# start of Information supplied

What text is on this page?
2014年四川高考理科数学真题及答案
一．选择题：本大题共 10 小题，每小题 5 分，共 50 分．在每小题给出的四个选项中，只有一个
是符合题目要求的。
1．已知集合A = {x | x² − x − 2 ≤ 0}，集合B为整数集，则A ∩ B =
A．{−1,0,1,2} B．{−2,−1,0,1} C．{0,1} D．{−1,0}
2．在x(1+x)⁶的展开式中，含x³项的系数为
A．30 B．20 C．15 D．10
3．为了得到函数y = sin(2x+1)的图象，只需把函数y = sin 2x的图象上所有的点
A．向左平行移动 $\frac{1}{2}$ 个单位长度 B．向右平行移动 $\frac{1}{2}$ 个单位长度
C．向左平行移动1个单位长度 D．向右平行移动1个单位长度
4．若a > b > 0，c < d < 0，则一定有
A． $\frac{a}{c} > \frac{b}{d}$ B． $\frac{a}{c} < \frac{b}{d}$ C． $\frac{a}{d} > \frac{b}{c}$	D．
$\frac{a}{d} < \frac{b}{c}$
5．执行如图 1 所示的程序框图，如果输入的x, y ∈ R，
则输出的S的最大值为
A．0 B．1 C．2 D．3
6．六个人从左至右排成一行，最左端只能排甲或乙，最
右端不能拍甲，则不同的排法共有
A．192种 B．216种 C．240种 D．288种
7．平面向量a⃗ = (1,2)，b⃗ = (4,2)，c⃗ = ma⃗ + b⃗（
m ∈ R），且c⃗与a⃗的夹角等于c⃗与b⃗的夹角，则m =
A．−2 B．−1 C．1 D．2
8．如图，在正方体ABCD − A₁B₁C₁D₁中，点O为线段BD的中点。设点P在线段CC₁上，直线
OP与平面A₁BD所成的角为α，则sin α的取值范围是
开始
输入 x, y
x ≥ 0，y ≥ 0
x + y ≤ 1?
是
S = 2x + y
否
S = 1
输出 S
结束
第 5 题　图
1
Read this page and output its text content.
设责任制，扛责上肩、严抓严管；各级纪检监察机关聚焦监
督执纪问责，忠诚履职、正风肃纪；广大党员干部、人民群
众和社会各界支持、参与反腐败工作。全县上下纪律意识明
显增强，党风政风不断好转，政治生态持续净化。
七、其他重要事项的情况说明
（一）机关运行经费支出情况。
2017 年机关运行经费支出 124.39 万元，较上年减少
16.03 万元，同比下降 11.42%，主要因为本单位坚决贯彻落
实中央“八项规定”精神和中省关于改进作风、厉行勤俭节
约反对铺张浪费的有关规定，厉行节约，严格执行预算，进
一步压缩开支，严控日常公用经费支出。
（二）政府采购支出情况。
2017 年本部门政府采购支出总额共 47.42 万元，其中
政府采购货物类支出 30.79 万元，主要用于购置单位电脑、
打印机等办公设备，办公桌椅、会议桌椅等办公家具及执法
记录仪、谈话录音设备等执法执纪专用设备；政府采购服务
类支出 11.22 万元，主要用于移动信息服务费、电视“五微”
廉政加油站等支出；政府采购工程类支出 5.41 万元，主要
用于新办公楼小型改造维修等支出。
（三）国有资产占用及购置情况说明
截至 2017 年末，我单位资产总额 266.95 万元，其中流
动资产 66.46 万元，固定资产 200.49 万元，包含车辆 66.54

# end of Information supplied

● Prompt
Give the complete listing a second time, exactly as it reads.

● Answer for the task
What text is on this page?
2014年四川高考理科数学真题及答案
一．选择题：本大题共 10 小题，每小题 5 分，共 50 分．在每小题给出的四个选项中，只有一个
是符合题目要求的。
1．已知集合A = {x | x² − x − 2 ≤ 0}，集合B为整数集，则A ∩ B =
A．{−1,0,1,2} B．{−2,−1,0,1} C．{0,1} D．{−1,0}
2．在x(1+x)⁶的展开式中，含x³项的系数为
A．30 B．20 C．15 D．10
3．为了得到函数y = sin(2x+1)的图象，只需把函数y = sin 2x的图象上所有的点
A．向左平行移动 $\frac{1}{2}$ 个单位长度 B．向右平行移动 $\frac{1}{2}$ 个单位长度
C．向左平行移动1个单位长度 D．向右平行移动1个单位长度
4．若a > b > 0，c < d < 0，则一定有
A． $\frac{a}{c} > \frac{b}{d}$ B． $\frac{a}{c} < \frac{b}{d}$ C． $\frac{a}{d} > \frac{b}{c}$	D．
$\frac{a}{d} < \frac{b}{c}$
5．执行如图 1 所示的程序框图，如果输入的x, y ∈ R，
则输出的S的最大值为
A．0 B．1 C．2 D．3
6．六个人从左至右排成一行，最左端只能排甲或乙，最
右端不能拍甲，则不同的排法共有
A．192种 B．216种 C．240种 D．288种
7．平面向量a⃗ = (1,2)，b⃗ = (4,2)，c⃗ = ma⃗ + b⃗（
m ∈ R），且c⃗与a⃗的夹角等于c⃗与b⃗的夹角，则m =
A．−2 B．−1 C．1 D．2
8．如图，在正方体ABCD − A₁B₁C₁D₁中，点O为线段BD的中点。设点P在线段CC₁上，直线
OP与平面A₁BD所成的角为α，则sin α的取值范围是
开始
输入 x, y
x ≥ 0，y ≥ 0
x + y ≤ 1?
是
S = 2x + y
否
S = 1
输出 S
结束
第 5 题　图
1
Read this page and output its text content.
设责任制，扛责上肩、严抓严管；各级纪检监察机关聚焦监
督执纪问责，忠诚履职、正风肃纪；广大党员干部、人民群
众和社会各界支持、参与反腐败工作。全县上下纪律意识明
显增强，党风政风不断好转，政治生态持续净化。
七、其他重要事项的情况说明
（一）机关运行经费支出情况。
2017 年机关运行经费支出 124.39 万元，较上年减少
16.03 万元，同比下降 11.42%，主要因为本单位坚决贯彻落
实中央“八项规定”精神和中省关于改进作风、厉行勤俭节
约反对铺张浪费的有关规定，厉行节约，严格执行预算，进
一步压缩开支，严控日常公用经费支出。
（二）政府采购支出情况。
2017 年本部门政府采购支出总额共 47.42 万元，其中
政府采购货物类支出 30.79 万元，主要用于购置单位电脑、
打印机等办公设备，办公桌椅、会议桌椅等办公家具及执法
记录仪、谈话录音设备等执法执纪专用设备；政府采购服务
类支出 11.22 万元，主要用于移动信息服务费、电视“五微”
廉政加油站等支出；政府采购工程类支出 5.41 万元，主要
用于新办公楼小型改造维修等支出。
（三）国有资产占用及购置情况说明
截至 2017 年末，我单位资产总额 266.95 万元，其中流
动资产 66.46 万元，固定资产 200.49 万元，包含车辆 66.54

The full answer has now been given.